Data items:
↓

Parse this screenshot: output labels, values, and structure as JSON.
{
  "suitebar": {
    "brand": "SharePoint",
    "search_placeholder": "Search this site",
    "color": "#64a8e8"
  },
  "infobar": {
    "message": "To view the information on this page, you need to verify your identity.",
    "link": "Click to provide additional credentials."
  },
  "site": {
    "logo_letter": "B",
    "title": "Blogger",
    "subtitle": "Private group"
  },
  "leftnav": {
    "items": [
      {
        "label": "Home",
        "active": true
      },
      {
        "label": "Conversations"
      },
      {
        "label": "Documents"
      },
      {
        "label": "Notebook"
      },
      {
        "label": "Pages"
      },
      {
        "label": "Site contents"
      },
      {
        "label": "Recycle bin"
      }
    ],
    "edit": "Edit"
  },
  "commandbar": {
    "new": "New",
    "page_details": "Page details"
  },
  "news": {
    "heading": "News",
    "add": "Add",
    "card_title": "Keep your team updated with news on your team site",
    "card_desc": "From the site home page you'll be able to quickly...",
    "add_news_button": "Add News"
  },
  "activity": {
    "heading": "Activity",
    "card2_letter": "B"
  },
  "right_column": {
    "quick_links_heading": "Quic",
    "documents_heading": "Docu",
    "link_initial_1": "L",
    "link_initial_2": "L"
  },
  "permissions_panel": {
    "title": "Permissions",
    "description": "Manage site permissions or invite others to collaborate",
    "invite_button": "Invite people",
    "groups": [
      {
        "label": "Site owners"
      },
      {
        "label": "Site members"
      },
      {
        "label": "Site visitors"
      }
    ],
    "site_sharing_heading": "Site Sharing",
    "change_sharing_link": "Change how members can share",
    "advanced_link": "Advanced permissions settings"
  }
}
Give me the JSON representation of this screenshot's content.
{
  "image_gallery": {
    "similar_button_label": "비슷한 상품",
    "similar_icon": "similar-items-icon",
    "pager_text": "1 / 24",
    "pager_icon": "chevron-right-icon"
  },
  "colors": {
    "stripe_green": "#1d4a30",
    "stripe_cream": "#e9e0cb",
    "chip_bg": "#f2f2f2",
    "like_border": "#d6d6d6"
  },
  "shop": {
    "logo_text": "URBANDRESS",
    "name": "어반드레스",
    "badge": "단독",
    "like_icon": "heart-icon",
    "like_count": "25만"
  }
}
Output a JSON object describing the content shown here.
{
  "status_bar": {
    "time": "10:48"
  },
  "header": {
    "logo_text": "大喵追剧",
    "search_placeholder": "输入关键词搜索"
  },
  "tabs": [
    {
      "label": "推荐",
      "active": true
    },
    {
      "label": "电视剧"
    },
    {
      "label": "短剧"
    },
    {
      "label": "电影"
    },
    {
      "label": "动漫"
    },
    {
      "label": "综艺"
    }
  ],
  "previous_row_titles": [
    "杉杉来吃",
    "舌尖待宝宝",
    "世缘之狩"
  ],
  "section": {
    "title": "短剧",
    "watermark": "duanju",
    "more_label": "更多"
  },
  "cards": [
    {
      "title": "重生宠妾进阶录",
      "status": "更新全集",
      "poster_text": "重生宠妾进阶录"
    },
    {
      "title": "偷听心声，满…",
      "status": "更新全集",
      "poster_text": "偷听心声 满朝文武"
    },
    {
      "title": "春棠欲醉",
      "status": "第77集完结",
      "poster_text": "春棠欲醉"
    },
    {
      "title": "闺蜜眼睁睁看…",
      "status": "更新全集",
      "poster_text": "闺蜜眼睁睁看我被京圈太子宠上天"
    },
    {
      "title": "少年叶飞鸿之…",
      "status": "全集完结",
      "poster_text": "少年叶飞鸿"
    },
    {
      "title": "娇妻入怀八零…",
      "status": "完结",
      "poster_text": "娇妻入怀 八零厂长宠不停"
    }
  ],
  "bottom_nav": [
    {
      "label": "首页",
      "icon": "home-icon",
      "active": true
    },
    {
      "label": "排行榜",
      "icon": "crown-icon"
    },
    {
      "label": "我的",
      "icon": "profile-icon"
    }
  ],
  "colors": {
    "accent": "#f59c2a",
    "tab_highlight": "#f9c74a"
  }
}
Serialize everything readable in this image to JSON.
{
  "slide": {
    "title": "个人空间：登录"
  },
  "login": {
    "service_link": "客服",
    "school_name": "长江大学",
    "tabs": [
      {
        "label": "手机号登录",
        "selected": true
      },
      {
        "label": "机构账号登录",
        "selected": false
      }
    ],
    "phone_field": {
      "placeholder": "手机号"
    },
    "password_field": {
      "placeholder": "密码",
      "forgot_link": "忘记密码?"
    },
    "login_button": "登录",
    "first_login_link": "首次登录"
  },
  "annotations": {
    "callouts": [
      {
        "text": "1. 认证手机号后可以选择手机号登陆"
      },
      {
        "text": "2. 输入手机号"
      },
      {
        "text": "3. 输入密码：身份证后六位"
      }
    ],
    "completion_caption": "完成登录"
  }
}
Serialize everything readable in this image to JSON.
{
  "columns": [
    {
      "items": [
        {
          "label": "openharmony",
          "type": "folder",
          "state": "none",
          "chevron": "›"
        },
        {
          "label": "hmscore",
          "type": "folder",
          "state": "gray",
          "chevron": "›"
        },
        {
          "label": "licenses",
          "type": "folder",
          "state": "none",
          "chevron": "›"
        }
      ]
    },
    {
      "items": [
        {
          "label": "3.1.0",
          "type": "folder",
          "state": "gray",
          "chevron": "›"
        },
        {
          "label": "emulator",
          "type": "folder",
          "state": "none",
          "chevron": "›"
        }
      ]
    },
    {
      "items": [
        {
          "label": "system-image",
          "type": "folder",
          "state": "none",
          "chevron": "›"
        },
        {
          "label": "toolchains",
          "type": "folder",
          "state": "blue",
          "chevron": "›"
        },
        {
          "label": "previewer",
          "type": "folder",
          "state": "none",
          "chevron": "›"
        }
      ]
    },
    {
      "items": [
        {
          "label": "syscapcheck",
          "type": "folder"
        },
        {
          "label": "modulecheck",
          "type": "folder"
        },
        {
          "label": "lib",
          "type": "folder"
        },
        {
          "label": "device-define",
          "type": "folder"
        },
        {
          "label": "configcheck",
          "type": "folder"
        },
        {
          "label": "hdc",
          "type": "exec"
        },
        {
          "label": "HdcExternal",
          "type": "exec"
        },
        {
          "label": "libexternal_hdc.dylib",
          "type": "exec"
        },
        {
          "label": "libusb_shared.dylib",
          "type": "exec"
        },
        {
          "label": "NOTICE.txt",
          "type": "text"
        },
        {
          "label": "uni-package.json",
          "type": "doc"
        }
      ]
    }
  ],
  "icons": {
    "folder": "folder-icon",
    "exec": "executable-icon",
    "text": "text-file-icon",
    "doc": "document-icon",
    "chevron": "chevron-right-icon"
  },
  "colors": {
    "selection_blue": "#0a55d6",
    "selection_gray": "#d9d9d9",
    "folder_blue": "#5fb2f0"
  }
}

↑

EXERCISE TASK
Retype the listing exactly, in full.

WRITTEN ANSWER
Parse this screenshot: output labels, values, and structure as JSON.
{
  "suitebar": {
    "brand": "SharePoint",
    "search_placeholder": "Search this site",
    "color": "#64a8e8"
  },
  "infobar": {
    "message": "To view the information on this page, you need to verify your identity.",
    "link": "Click to provide additional credentials."
  },
  "site": {
    "logo_letter": "B",
    "title": "Blogger",
    "subtitle": "Private group"
  },
  "leftnav": {
    "items": [
      {
        "label": "Home",
        "active": true
      },
      {
        "label": "Conversations"
      },
      {
        "label": "Documents"
      },
      {
        "label": "Notebook"
      },
      {
        "label": "Pages"
      },
      {
        "label": "Site contents"
      },
      {
        "label": "Recycle bin"
      }
    ],
    "edit": "Edit"
  },
  "commandbar": {
    "new": "New",
    "page_details": "Page details"
  },
  "news": {
    "heading": "News",
    "add": "Add",
    "card_title": "Keep your team updated with news on your team site",
    "card_desc": "From the site home page you'll be able to quickly...",
    "add_news_button": "Add News"
  },
  "activity": {
    "heading": "Activity",
    "card2_letter": "B"
  },
  "right_column": {
    "quick_links_heading": "Quic",
    "documents_heading": "Docu",
    "link_initial_1": "L",
    "link_initial_2": "L"
  },
  "permissions_panel": {
    "title": "Permissions",
    "description": "Manage site permissions or invite others to collaborate",
    "invite_button": "Invite people",
    "groups": [
      {
        "label": "Site owners"
      },
      {
        "label": "Site members"
      },
      {
        "label": "Site visitors"
      }
    ],
    "site_sharing_heading": "Site Sharing",
    "change_sharing_link": "Change how members can share",
    "advanced_link": "Advanced permissions settings"
  }
}
Give me the JSON representation of this screenshot's content.
{
  "image_gallery": {
    "similar_button_label": "비슷한 상품",
    "similar_icon": "similar-items-icon",
    "pager_text": "1 / 24",
    "pager_icon": "chevron-right-icon"
  },
  "colors": {
    "stripe_green": "#1d4a30",
    "stripe_cream": "#e9e0cb",
    "chip_bg": "#f2f2f2",
    "like_border": "#d6d6d6"
  },
  "shop": {
    "logo_text": "URBANDRESS",
    "name": "어반드레스",
    "badge": "단독",
    "like_icon": "heart-icon",
    "like_count": "25만"
  }
}
Output a JSON object describing the content shown here.
{
  "status_bar": {
    "time": "10:48"
  },
  "header": {
    "logo_text": "大喵追剧",
    "search_placeholder": "输入关键词搜索"
  },
  "tabs": [
    {
      "label": "推荐",
      "active": true
    },
    {
      "label": "电视剧"
    },
    {
      "label": "短剧"
    },
    {
      "label": "电影"
    },
    {
      "label": "动漫"
    },
    {
      "label": "综艺"
    }
  ],
  "previous_row_titles": [
    "杉杉来吃",
    "舌尖待宝宝",
    "世缘之狩"
  ],
  "section": {
    "title": "短剧",
    "watermark": "duanju",
    "more_label": "更多"
  },
  "cards": [
    {
      "title": "重生宠妾进阶录",
      "status": "更新全集",
      "poster_text": "重生宠妾进阶录"
    },
    {
      "title": "偷听心声，满…",
      "status": "更新全集",
      "poster_text": "偷听心声 满朝文武"
    },
    {
      "title": "春棠欲醉",
      "status": "第77集完结",
      "poster_text": "春棠欲醉"
    },
    {
      "title": "闺蜜眼睁睁看…",
      "status": "更新全集",
      "poster_text": "闺蜜眼睁睁看我被京圈太子宠上天"
    },
    {
      "title": "少年叶飞鸿之…",
      "status": "全集完结",
      "poster_text": "少年叶飞鸿"
    },
    {
      "title": "娇妻入怀八零…",
      "status": "完结",
      "poster_text": "娇妻入怀 八零厂长宠不停"
    }
  ],
  "bottom_nav": [
    {
      "label": "首页",
      "icon": "home-icon",
      "active": true
    },
    {
      "label": "排行榜",
      "icon": "crown-icon"
    },
    {
      "label": "我的",
      "icon": "profile-icon"
    }
  ],
  "colors": {
    "accent": "#f59c2a",
    "tab_highlight": "#f9c74a"
  }
}
Serialize everything readable in this image to JSON.
{
  "slide": {
    "title": "个人空间：登录"
  },
  "login": {
    "service_link": "客服",
    "school_name": "长江大学",
    "tabs": [
      {
        "label": "手机号登录",
        "selected": true
      },
      {
        "label": "机构账号登录",
        "selected": false
      }
    ],
    "phone_field": {
      "placeholder": "手机号"
    },
    "password_field": {
      "placeholder": "密码",
      "forgot_link": "忘记密码?"
    },
    "login_button": "登录",
    "first_login_link": "首次登录"
  },
  "annotations": {
    "callouts": [
      {
        "text": "1. 认证手机号后可以选择手机号登陆"
      },
      {
        "text": "2. 输入手机号"
      },
      {
        "text": "3. 输入密码：身份证后六位"
      }
    ],
    "completion_caption": "完成登录"
  }
}
Serialize everything readable in this image to JSON.
{
  "columns": [
    {
      "items": [
        {
          "label": "openharmony",
          "type": "folder",
          "state": "none",
          "chevron": "›"
        },
        {
          "label": "hmscore",
          "type": "folder",
          "state": "gray",
          "chevron": "›"
        },
        {
          "label": "licenses",
          "type": "folder",
          "state": "none",
          "chevron": "›"
        }
      ]
    },
    {
      "items": [
        {
          "label": "3.1.0",
          "type": "folder",
          "state": "gray",
          "chevron": "›"
        },
        {
          "label": "emulator",
          "type": "folder",
          "state": "none",
          "chevron": "›"
        }
      ]
    },
    {
      "items": [
        {
          "label": "system-image",
          "type": "folder",
          "state": "none",
          "chevron": "›"
        },
        {
          "label": "toolchains",
          "type": "folder",
          "state": "blue",
          "chevron": "›"
        },
        {
          "label": "previewer",
          "type": "folder",
          "state": "none",
          "chevron": "›"
        }
      ]
    },
    {
      "items": [
        {
          "label": "syscapcheck",
          "type": "folder"
        },
        {
          "label": "modulecheck",
          "type": "folder"
        },
        {
          "label": "lib",
          "type": "folder"
        },
        {
          "label": "device-define",
          "type": "folder"
        },
        {
          "label": "configcheck",
          "type": "folder"
        },
        {
          "label": "hdc",
          "type": "exec"
        },
        {
          "label": "HdcExternal",
          "type": "exec"
        },
        {
          "label": "libexternal_hdc.dylib",
          "type": "exec"
        },
        {
          "label": "libusb_shared.dylib",
          "type": "exec"
        },
        {
          "label": "NOTICE.txt",
          "type": "text"
        },
        {
          "label": "uni-package.json",
          "type": "doc"
        }
      ]
    }
  ],
  "icons": {
    "folder": "folder-icon",
    "exec": "executable-icon",
    "text": "text-file-icon",
    "doc": "document-icon",
    "chevron": "chevron-right-icon"
  },
  "colors": {
    "selection_blue": "#0a55d6",
    "selection_gray": "#d9d9d9",
    "folder_blue": "#5fb2f0"
  }
}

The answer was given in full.